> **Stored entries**
+++

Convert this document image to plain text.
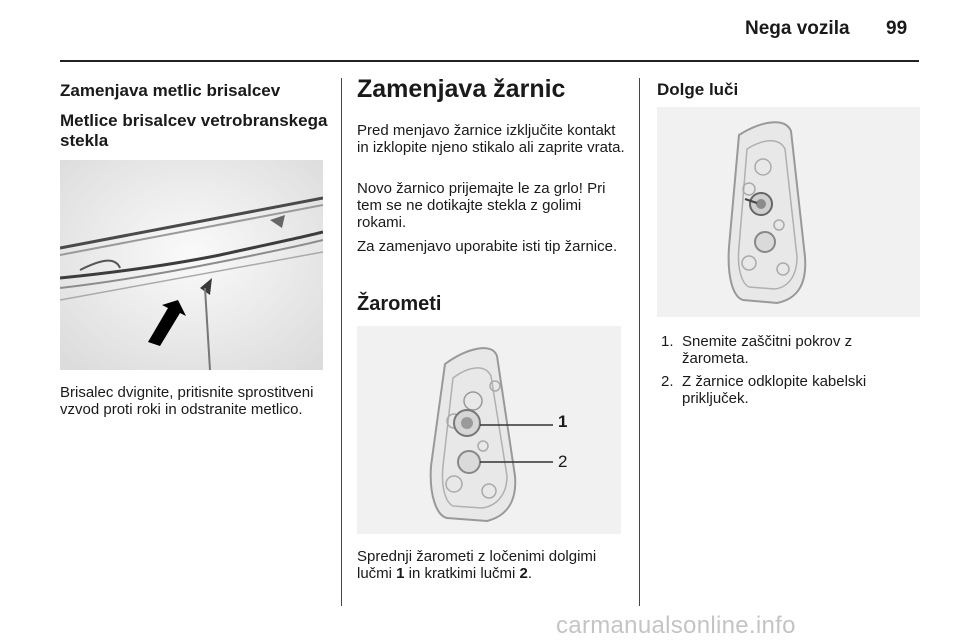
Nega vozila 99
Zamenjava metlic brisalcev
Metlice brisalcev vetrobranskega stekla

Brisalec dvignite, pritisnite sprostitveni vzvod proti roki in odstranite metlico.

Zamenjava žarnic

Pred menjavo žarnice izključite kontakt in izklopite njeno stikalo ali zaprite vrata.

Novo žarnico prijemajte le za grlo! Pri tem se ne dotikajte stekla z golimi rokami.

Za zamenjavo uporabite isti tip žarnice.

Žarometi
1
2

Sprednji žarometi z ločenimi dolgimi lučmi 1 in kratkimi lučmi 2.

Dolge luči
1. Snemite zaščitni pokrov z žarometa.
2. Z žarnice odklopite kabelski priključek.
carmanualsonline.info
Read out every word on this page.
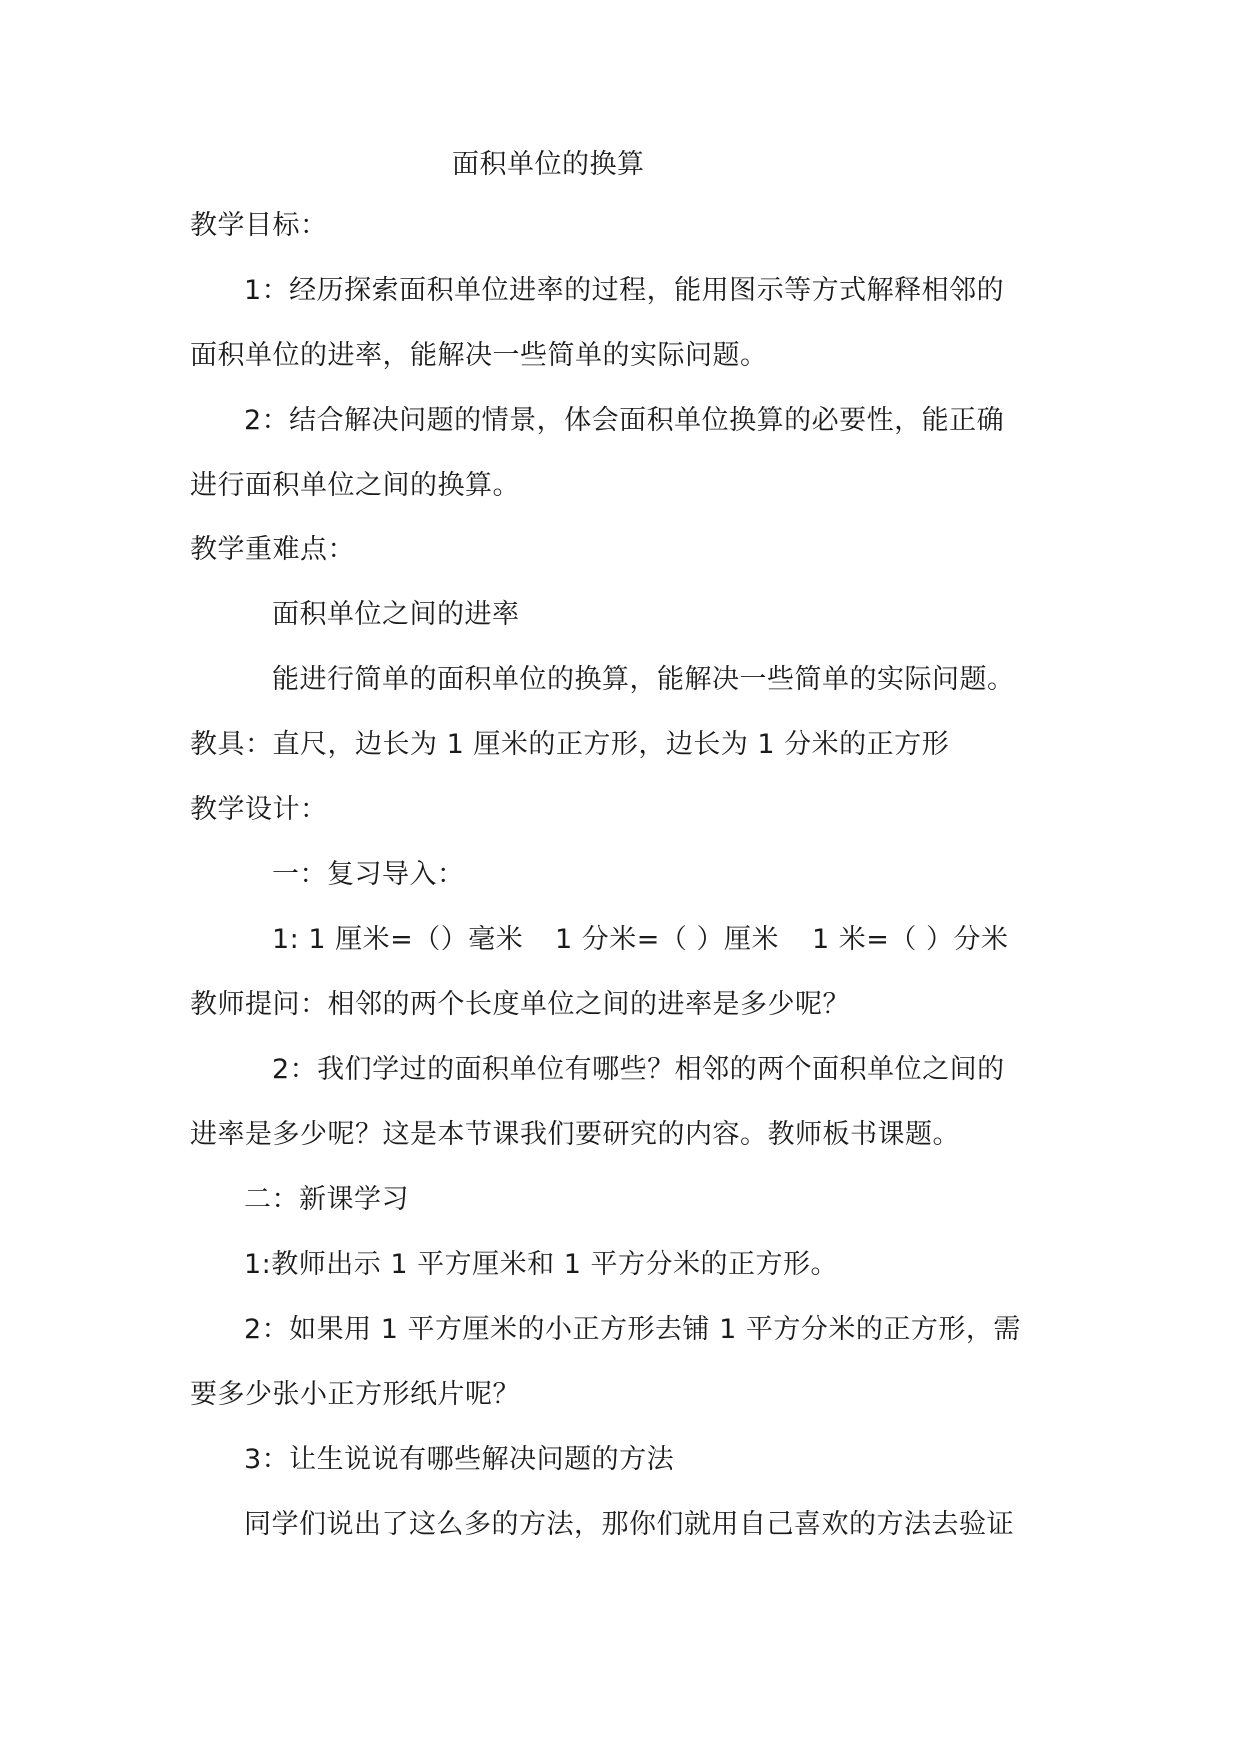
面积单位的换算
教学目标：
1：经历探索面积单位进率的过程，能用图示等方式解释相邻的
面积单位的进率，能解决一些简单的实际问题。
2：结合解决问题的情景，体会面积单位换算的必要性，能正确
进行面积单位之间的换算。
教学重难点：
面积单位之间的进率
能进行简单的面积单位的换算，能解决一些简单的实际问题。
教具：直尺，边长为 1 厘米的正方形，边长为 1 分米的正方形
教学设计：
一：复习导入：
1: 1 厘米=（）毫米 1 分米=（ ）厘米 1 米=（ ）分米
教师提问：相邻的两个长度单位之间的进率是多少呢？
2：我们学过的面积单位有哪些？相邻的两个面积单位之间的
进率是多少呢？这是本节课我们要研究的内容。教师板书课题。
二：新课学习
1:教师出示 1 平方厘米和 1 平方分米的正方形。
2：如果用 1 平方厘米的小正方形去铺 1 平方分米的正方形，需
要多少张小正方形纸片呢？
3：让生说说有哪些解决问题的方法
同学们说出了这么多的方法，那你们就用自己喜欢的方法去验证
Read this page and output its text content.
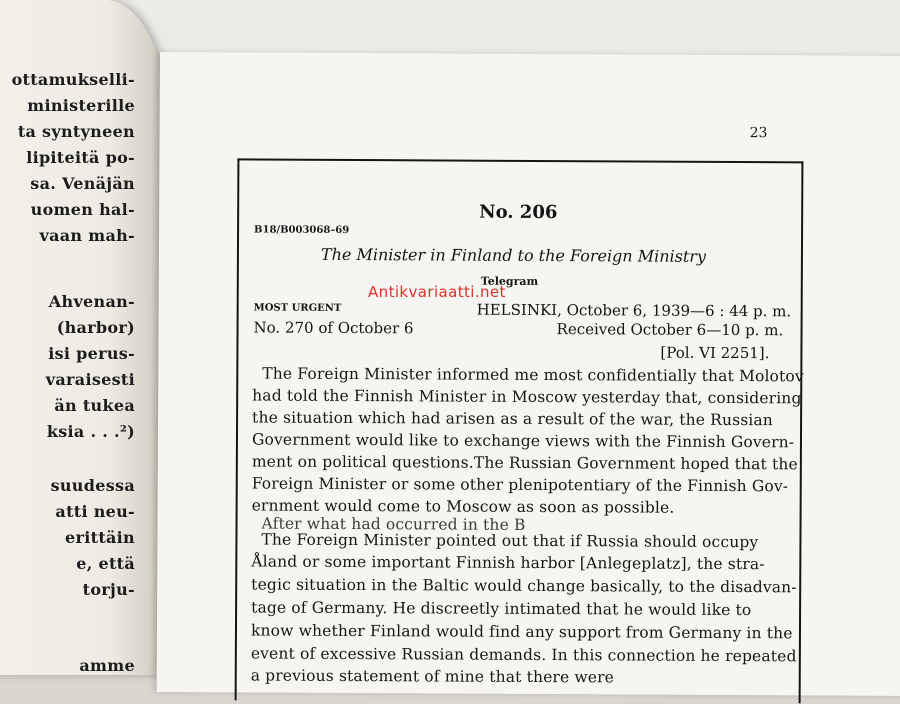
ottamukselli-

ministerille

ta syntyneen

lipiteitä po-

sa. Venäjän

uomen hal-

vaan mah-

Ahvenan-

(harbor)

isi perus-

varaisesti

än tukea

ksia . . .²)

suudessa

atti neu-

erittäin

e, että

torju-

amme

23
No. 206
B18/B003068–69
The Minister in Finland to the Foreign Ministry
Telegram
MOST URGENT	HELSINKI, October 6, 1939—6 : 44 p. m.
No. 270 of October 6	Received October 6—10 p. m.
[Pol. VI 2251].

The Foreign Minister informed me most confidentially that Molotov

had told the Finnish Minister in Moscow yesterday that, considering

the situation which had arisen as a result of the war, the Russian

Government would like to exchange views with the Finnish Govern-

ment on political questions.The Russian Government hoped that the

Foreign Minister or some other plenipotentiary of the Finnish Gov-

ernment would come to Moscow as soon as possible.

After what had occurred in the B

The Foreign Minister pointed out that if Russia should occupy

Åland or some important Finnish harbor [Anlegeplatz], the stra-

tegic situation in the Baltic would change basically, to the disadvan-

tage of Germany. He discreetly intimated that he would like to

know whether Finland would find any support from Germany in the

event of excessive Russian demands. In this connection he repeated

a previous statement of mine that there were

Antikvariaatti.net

+++

> **WHAT TO DO**
Restate word for word, please, the line containing "Read this page and output its text content." and all lines after it through the end of the material; the pictures do not belong in the copy.

> **ANSWER TO THIS EXERCISE**
Read this page and output its text content.
ottamukselli-

ministerille

ta syntyneen

lipiteitä po-

sa. Venäjän

uomen hal-

vaan mah-

Ahvenan-

(harbor)

isi perus-

varaisesti

än tukea

ksia . . .²)

suudessa

atti neu-

erittäin

e, että

torju-

amme

23
No. 206
B18/B003068–69
The Minister in Finland to the Foreign Ministry
Telegram
MOST URGENT	HELSINKI, October 6, 1939—6 : 44 p. m.
No. 270 of October 6	Received October 6—10 p. m.
[Pol. VI 2251].

The Foreign Minister informed me most confidentially that Molotov

had told the Finnish Minister in Moscow yesterday that, considering

the situation which had arisen as a result of the war, the Russian

Government would like to exchange views with the Finnish Govern-

ment on political questions.The Russian Government hoped that the

Foreign Minister or some other plenipotentiary of the Finnish Gov-

ernment would come to Moscow as soon as possible.

After what had occurred in the B

The Foreign Minister pointed out that if Russia should occupy

Åland or some important Finnish harbor [Anlegeplatz], the stra-

tegic situation in the Baltic would change basically, to the disadvan-

tage of Germany. He discreetly intimated that he would like to

know whether Finland would find any support from Germany in the

event of excessive Russian demands. In this connection he repeated

a previous statement of mine that there were

Antikvariaatti.net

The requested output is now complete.